DATA FOR ANALYSIS:

####################

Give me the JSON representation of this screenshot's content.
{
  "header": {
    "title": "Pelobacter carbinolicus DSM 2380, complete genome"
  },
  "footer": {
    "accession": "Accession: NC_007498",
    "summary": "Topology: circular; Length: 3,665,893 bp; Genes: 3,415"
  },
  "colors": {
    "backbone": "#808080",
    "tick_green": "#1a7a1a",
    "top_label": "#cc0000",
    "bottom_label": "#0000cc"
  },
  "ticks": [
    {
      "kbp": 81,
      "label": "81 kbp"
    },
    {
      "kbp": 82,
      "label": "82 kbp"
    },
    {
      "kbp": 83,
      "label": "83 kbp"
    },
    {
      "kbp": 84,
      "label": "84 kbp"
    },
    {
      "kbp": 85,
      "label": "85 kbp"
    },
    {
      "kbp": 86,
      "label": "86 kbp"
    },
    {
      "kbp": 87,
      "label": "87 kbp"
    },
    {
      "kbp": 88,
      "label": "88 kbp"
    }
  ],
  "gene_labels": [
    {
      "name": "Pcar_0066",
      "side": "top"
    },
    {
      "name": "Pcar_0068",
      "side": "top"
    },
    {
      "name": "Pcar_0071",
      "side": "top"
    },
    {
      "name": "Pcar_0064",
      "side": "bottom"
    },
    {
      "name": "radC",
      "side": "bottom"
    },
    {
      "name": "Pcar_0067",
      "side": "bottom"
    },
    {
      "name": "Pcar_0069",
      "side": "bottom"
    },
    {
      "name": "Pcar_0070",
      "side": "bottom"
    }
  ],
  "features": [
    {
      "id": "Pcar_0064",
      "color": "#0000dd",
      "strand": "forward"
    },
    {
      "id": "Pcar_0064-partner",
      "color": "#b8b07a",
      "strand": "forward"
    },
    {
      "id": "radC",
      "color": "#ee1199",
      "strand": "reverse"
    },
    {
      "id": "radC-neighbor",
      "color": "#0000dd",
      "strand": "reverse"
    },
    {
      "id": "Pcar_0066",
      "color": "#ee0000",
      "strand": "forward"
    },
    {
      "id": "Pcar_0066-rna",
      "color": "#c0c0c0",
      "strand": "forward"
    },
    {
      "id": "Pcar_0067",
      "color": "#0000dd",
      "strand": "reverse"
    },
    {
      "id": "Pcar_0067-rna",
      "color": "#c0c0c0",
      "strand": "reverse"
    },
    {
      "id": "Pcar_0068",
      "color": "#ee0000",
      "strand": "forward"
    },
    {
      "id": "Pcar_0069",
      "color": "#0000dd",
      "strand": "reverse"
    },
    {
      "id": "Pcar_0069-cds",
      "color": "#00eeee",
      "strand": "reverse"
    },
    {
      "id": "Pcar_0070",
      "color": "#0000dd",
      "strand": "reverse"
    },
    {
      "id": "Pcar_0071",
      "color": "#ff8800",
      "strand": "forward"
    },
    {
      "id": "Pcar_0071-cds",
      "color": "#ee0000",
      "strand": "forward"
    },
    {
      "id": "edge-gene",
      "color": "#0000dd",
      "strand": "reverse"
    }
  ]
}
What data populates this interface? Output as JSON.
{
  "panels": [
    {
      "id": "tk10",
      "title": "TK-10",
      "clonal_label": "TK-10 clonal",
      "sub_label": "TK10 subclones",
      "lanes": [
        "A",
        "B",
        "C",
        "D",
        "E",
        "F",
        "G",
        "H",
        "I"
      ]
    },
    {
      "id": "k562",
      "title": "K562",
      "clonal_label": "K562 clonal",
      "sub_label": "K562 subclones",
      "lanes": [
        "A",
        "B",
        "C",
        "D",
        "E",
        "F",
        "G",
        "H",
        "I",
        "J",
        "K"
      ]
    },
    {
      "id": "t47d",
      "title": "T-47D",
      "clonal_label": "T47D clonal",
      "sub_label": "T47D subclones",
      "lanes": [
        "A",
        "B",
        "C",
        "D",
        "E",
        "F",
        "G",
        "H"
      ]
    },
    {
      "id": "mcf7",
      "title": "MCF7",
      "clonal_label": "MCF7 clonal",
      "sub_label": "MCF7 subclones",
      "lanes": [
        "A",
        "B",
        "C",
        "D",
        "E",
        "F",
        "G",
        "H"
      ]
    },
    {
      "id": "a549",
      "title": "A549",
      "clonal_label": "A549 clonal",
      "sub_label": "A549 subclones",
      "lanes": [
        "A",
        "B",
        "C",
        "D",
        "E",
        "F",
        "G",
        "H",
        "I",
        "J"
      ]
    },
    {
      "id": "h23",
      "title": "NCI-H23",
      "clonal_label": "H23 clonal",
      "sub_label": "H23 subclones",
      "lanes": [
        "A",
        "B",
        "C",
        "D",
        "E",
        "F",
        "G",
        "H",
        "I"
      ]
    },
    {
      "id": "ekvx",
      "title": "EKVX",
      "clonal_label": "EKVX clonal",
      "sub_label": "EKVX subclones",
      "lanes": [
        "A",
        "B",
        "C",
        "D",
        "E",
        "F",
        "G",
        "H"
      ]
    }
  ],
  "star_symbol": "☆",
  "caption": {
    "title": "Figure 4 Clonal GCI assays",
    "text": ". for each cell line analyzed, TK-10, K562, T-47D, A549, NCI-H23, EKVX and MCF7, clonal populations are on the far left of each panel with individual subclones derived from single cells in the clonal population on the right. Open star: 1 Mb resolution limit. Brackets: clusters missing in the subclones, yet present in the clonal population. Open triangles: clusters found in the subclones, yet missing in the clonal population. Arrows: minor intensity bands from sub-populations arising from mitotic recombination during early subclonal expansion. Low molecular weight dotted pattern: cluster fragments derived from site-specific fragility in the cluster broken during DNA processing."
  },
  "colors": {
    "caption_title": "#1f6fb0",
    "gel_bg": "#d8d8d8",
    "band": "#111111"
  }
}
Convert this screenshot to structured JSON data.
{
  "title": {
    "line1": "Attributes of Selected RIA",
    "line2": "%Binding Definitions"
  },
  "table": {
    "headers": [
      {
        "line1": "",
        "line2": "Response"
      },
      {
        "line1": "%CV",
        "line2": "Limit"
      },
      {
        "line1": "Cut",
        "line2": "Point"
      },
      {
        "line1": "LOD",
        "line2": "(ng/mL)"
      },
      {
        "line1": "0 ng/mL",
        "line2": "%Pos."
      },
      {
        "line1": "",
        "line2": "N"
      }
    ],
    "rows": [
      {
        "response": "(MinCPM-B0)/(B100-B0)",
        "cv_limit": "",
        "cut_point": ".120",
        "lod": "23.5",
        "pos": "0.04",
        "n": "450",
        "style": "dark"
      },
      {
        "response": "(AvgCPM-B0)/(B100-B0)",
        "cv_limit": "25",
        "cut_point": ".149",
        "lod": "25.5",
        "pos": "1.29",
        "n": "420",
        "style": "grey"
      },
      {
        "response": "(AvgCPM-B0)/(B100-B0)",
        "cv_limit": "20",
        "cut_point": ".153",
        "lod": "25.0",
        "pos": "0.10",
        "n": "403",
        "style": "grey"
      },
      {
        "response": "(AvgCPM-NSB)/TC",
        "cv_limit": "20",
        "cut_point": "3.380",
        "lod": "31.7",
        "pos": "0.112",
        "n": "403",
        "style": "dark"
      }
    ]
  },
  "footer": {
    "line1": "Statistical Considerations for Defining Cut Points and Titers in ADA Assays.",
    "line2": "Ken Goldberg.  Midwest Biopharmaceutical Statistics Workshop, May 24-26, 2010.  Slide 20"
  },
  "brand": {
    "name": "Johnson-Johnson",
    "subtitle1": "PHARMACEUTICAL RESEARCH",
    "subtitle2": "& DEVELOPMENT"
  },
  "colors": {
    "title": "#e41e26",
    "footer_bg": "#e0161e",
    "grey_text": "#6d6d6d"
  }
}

####################

WORK TO COMPLETE: Each line of the listing above should be output exactly.

ANSWER BOX:
Give me the JSON representation of this screenshot's content.
{
  "header": {
    "title": "Pelobacter carbinolicus DSM 2380, complete genome"
  },
  "footer": {
    "accession": "Accession: NC_007498",
    "summary": "Topology: circular; Length: 3,665,893 bp; Genes: 3,415"
  },
  "colors": {
    "backbone": "#808080",
    "tick_green": "#1a7a1a",
    "top_label": "#cc0000",
    "bottom_label": "#0000cc"
  },
  "ticks": [
    {
      "kbp": 81,
      "label": "81 kbp"
    },
    {
      "kbp": 82,
      "label": "82 kbp"
    },
    {
      "kbp": 83,
      "label": "83 kbp"
    },
    {
      "kbp": 84,
      "label": "84 kbp"
    },
    {
      "kbp": 85,
      "label": "85 kbp"
    },
    {
      "kbp": 86,
      "label": "86 kbp"
    },
    {
      "kbp": 87,
      "label": "87 kbp"
    },
    {
      "kbp": 88,
      "label": "88 kbp"
    }
  ],
  "gene_labels": [
    {
      "name": "Pcar_0066",
      "side": "top"
    },
    {
      "name": "Pcar_0068",
      "side": "top"
    },
    {
      "name": "Pcar_0071",
      "side": "top"
    },
    {
      "name": "Pcar_0064",
      "side": "bottom"
    },
    {
      "name": "radC",
      "side": "bottom"
    },
    {
      "name": "Pcar_0067",
      "side": "bottom"
    },
    {
      "name": "Pcar_0069",
      "side": "bottom"
    },
    {
      "name": "Pcar_0070",
      "side": "bottom"
    }
  ],
  "features": [
    {
      "id": "Pcar_0064",
      "color": "#0000dd",
      "strand": "forward"
    },
    {
      "id": "Pcar_0064-partner",
      "color": "#b8b07a",
      "strand": "forward"
    },
    {
      "id": "radC",
      "color": "#ee1199",
      "strand": "reverse"
    },
    {
      "id": "radC-neighbor",
      "color": "#0000dd",
      "strand": "reverse"
    },
    {
      "id": "Pcar_0066",
      "color": "#ee0000",
      "strand": "forward"
    },
    {
      "id": "Pcar_0066-rna",
      "color": "#c0c0c0",
      "strand": "forward"
    },
    {
      "id": "Pcar_0067",
      "color": "#0000dd",
      "strand": "reverse"
    },
    {
      "id": "Pcar_0067-rna",
      "color": "#c0c0c0",
      "strand": "reverse"
    },
    {
      "id": "Pcar_0068",
      "color": "#ee0000",
      "strand": "forward"
    },
    {
      "id": "Pcar_0069",
      "color": "#0000dd",
      "strand": "reverse"
    },
    {
      "id": "Pcar_0069-cds",
      "color": "#00eeee",
      "strand": "reverse"
    },
    {
      "id": "Pcar_0070",
      "color": "#0000dd",
      "strand": "reverse"
    },
    {
      "id": "Pcar_0071",
      "color": "#ff8800",
      "strand": "forward"
    },
    {
      "id": "Pcar_0071-cds",
      "color": "#ee0000",
      "strand": "forward"
    },
    {
      "id": "edge-gene",
      "color": "#0000dd",
      "strand": "reverse"
    }
  ]
}
What data populates this interface? Output as JSON.
{
  "panels": [
    {
      "id": "tk10",
      "title": "TK-10",
      "clonal_label": "TK-10 clonal",
      "sub_label": "TK10 subclones",
      "lanes": [
        "A",
        "B",
        "C",
        "D",
        "E",
        "F",
        "G",
        "H",
        "I"
      ]
    },
    {
      "id": "k562",
      "title": "K562",
      "clonal_label": "K562 clonal",
      "sub_label": "K562 subclones",
      "lanes": [
        "A",
        "B",
        "C",
        "D",
        "E",
        "F",
        "G",
        "H",
        "I",
        "J",
        "K"
      ]
    },
    {
      "id": "t47d",
      "title": "T-47D",
      "clonal_label": "T47D clonal",
      "sub_label": "T47D subclones",
      "lanes": [
        "A",
        "B",
        "C",
        "D",
        "E",
        "F",
        "G",
        "H"
      ]
    },
    {
      "id": "mcf7",
      "title": "MCF7",
      "clonal_label": "MCF7 clonal",
      "sub_label": "MCF7 subclones",
      "lanes": [
        "A",
        "B",
        "C",
        "D",
        "E",
        "F",
        "G",
        "H"
      ]
    },
    {
      "id": "a549",
      "title": "A549",
      "clonal_label": "A549 clonal",
      "sub_label": "A549 subclones",
      "lanes": [
        "A",
        "B",
        "C",
        "D",
        "E",
        "F",
        "G",
        "H",
        "I",
        "J"
      ]
    },
    {
      "id": "h23",
      "title": "NCI-H23",
      "clonal_label": "H23 clonal",
      "sub_label": "H23 subclones",
      "lanes": [
        "A",
        "B",
        "C",
        "D",
        "E",
        "F",
        "G",
        "H",
        "I"
      ]
    },
    {
      "id": "ekvx",
      "title": "EKVX",
      "clonal_label": "EKVX clonal",
      "sub_label": "EKVX subclones",
      "lanes": [
        "A",
        "B",
        "C",
        "D",
        "E",
        "F",
        "G",
        "H"
      ]
    }
  ],
  "star_symbol": "☆",
  "caption": {
    "title": "Figure 4 Clonal GCI assays",
    "text": ". for each cell line analyzed, TK-10, K562, T-47D, A549, NCI-H23, EKVX and MCF7, clonal populations are on the far left of each panel with individual subclones derived from single cells in the clonal population on the right. Open star: 1 Mb resolution limit. Brackets: clusters missing in the subclones, yet present in the clonal population. Open triangles: clusters found in the subclones, yet missing in the clonal population. Arrows: minor intensity bands from sub-populations arising from mitotic recombination during early subclonal expansion. Low molecular weight dotted pattern: cluster fragments derived from site-specific fragility in the cluster broken during DNA processing."
  },
  "colors": {
    "caption_title": "#1f6fb0",
    "gel_bg": "#d8d8d8",
    "band": "#111111"
  }
}
Convert this screenshot to structured JSON data.
{
  "title": {
    "line1": "Attributes of Selected RIA",
    "line2": "%Binding Definitions"
  },
  "table": {
    "headers": [
      {
        "line1": "",
        "line2": "Response"
      },
      {
        "line1": "%CV",
        "line2": "Limit"
      },
      {
        "line1": "Cut",
        "line2": "Point"
      },
      {
        "line1": "LOD",
        "line2": "(ng/mL)"
      },
      {
        "line1": "0 ng/mL",
        "line2": "%Pos."
      },
      {
        "line1": "",
        "line2": "N"
      }
    ],
    "rows": [
      {
        "response": "(MinCPM-B0)/(B100-B0)",
        "cv_limit": "",
        "cut_point": ".120",
        "lod": "23.5",
        "pos": "0.04",
        "n": "450",
        "style": "dark"
      },
      {
        "response": "(AvgCPM-B0)/(B100-B0)",
        "cv_limit": "25",
        "cut_point": ".149",
        "lod": "25.5",
        "pos": "1.29",
        "n": "420",
        "style": "grey"
      },
      {
        "response": "(AvgCPM-B0)/(B100-B0)",
        "cv_limit": "20",
        "cut_point": ".153",
        "lod": "25.0",
        "pos": "0.10",
        "n": "403",
        "style": "grey"
      },
      {
        "response": "(AvgCPM-NSB)/TC",
        "cv_limit": "20",
        "cut_point": "3.380",
        "lod": "31.7",
        "pos": "0.112",
        "n": "403",
        "style": "dark"
      }
    ]
  },
  "footer": {
    "line1": "Statistical Considerations for Defining Cut Points and Titers in ADA Assays.",
    "line2": "Ken Goldberg.  Midwest Biopharmaceutical Statistics Workshop, May 24-26, 2010.  Slide 20"
  },
  "brand": {
    "name": "Johnson-Johnson",
    "subtitle1": "PHARMACEUTICAL RESEARCH",
    "subtitle2": "& DEVELOPMENT"
  },
  "colors": {
    "title": "#e41e26",
    "footer_bg": "#e0161e",
    "grey_text": "#6d6d6d"
  }
}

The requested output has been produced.